[Given entries]
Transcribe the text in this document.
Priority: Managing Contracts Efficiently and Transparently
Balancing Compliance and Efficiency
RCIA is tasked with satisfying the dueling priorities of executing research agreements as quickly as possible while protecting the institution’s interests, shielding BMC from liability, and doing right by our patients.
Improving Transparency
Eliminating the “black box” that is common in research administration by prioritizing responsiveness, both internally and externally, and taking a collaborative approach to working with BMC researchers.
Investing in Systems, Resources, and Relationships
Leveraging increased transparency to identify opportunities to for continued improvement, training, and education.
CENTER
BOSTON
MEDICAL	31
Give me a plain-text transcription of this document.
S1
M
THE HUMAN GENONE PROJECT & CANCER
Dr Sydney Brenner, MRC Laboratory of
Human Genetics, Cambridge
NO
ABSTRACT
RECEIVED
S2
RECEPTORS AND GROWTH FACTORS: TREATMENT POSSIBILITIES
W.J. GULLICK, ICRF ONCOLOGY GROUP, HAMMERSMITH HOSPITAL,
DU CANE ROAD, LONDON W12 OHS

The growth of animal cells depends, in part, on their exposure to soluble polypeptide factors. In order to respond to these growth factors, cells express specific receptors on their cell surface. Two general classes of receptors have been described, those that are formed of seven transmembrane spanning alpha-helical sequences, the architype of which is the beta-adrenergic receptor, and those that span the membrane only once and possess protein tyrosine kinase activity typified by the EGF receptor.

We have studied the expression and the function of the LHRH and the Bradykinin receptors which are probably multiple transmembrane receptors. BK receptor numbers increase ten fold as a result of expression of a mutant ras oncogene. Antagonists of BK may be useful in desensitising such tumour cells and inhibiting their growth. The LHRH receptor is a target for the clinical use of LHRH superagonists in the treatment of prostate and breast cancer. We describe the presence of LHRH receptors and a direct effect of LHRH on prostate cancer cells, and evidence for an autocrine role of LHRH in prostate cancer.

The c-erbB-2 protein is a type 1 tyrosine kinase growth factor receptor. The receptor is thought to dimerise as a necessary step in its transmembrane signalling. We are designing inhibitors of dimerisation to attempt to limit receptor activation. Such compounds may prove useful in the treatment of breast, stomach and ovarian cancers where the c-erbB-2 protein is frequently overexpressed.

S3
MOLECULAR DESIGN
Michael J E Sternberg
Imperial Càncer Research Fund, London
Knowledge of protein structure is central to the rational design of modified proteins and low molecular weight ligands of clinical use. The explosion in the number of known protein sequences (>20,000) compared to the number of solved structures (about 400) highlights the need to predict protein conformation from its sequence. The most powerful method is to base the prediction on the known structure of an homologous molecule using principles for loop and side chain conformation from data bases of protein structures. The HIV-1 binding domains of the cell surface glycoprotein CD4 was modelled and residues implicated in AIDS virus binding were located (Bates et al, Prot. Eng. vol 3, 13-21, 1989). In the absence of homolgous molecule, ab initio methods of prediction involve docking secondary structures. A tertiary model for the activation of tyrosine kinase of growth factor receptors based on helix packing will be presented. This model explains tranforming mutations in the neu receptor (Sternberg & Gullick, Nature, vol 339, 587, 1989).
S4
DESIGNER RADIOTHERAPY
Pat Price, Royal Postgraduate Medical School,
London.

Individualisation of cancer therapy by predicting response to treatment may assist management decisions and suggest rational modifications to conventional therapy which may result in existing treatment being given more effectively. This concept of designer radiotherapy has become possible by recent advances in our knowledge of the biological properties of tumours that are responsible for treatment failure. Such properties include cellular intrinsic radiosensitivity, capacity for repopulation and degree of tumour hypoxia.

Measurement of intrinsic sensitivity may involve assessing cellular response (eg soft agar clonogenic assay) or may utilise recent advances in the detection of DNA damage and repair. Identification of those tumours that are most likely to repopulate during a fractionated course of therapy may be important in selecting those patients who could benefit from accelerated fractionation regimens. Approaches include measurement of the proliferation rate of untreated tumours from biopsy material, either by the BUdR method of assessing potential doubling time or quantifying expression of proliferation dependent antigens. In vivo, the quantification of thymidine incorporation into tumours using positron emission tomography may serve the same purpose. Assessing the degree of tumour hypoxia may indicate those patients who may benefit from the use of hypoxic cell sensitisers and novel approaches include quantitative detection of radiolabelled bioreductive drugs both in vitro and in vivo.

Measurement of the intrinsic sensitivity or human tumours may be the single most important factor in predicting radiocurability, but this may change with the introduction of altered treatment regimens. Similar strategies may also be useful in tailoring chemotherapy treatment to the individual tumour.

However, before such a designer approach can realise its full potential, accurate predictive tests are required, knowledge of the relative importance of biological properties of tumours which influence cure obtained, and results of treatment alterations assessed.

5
[/Given entries]
Action item: Would you write out the full set of records above without alteration?

Problem solution:
Transcribe the text in this document.
Priority: Managing Contracts Efficiently and Transparently
Balancing Compliance and Efficiency
RCIA is tasked with satisfying the dueling priorities of executing research agreements as quickly as possible while protecting the institution’s interests, shielding BMC from liability, and doing right by our patients.
Improving Transparency
Eliminating the “black box” that is common in research administration by prioritizing responsiveness, both internally and externally, and taking a collaborative approach to working with BMC researchers.
Investing in Systems, Resources, and Relationships
Leveraging increased transparency to identify opportunities to for continued improvement, training, and education.
CENTER
BOSTON
MEDICAL	31
Give me a plain-text transcription of this document.
S1
M
THE HUMAN GENONE PROJECT & CANCER
Dr Sydney Brenner, MRC Laboratory of
Human Genetics, Cambridge
NO
ABSTRACT
RECEIVED
S2
RECEPTORS AND GROWTH FACTORS: TREATMENT POSSIBILITIES
W.J. GULLICK, ICRF ONCOLOGY GROUP, HAMMERSMITH HOSPITAL,
DU CANE ROAD, LONDON W12 OHS

The growth of animal cells depends, in part, on their exposure to soluble polypeptide factors. In order to respond to these growth factors, cells express specific receptors on their cell surface. Two general classes of receptors have been described, those that are formed of seven transmembrane spanning alpha-helical sequences, the architype of which is the beta-adrenergic receptor, and those that span the membrane only once and possess protein tyrosine kinase activity typified by the EGF receptor.

We have studied the expression and the function of the LHRH and the Bradykinin receptors which are probably multiple transmembrane receptors. BK receptor numbers increase ten fold as a result of expression of a mutant ras oncogene. Antagonists of BK may be useful in desensitising such tumour cells and inhibiting their growth. The LHRH receptor is a target for the clinical use of LHRH superagonists in the treatment of prostate and breast cancer. We describe the presence of LHRH receptors and a direct effect of LHRH on prostate cancer cells, and evidence for an autocrine role of LHRH in prostate cancer.

The c-erbB-2 protein is a type 1 tyrosine kinase growth factor receptor. The receptor is thought to dimerise as a necessary step in its transmembrane signalling. We are designing inhibitors of dimerisation to attempt to limit receptor activation. Such compounds may prove useful in the treatment of breast, stomach and ovarian cancers where the c-erbB-2 protein is frequently overexpressed.

S3
MOLECULAR DESIGN
Michael J E Sternberg
Imperial Càncer Research Fund, London
Knowledge of protein structure is central to the rational design of modified proteins and low molecular weight ligands of clinical use. The explosion in the number of known protein sequences (>20,000) compared to the number of solved structures (about 400) highlights the need to predict protein conformation from its sequence. The most powerful method is to base the prediction on the known structure of an homologous molecule using principles for loop and side chain conformation from data bases of protein structures. The HIV-1 binding domains of the cell surface glycoprotein CD4 was modelled and residues implicated in AIDS virus binding were located (Bates et al, Prot. Eng. vol 3, 13-21, 1989). In the absence of homolgous molecule, ab initio methods of prediction involve docking secondary structures. A tertiary model for the activation of tyrosine kinase of growth factor receptors based on helix packing will be presented. This model explains tranforming mutations in the neu receptor (Sternberg & Gullick, Nature, vol 339, 587, 1989).
S4
DESIGNER RADIOTHERAPY
Pat Price, Royal Postgraduate Medical School,
London.

Individualisation of cancer therapy by predicting response to treatment may assist management decisions and suggest rational modifications to conventional therapy which may result in existing treatment being given more effectively. This concept of designer radiotherapy has become possible by recent advances in our knowledge of the biological properties of tumours that are responsible for treatment failure. Such properties include cellular intrinsic radiosensitivity, capacity for repopulation and degree of tumour hypoxia.

Measurement of intrinsic sensitivity may involve assessing cellular response (eg soft agar clonogenic assay) or may utilise recent advances in the detection of DNA damage and repair. Identification of those tumours that are most likely to repopulate during a fractionated course of therapy may be important in selecting those patients who could benefit from accelerated fractionation regimens. Approaches include measurement of the proliferation rate of untreated tumours from biopsy material, either by the BUdR method of assessing potential doubling time or quantifying expression of proliferation dependent antigens. In vivo, the quantification of thymidine incorporation into tumours using positron emission tomography may serve the same purpose. Assessing the degree of tumour hypoxia may indicate those patients who may benefit from the use of hypoxic cell sensitisers and novel approaches include quantitative detection of radiolabelled bioreductive drugs both in vitro and in vivo.

Measurement of the intrinsic sensitivity or human tumours may be the single most important factor in predicting radiocurability, but this may change with the introduction of altered treatment regimens. Similar strategies may also be useful in tailoring chemotherapy treatment to the individual tumour.

However, before such a designer approach can realise its full potential, accurate predictive tests are required, knowledge of the relative importance of biological properties of tumours which influence cure obtained, and results of treatment alterations assessed.

5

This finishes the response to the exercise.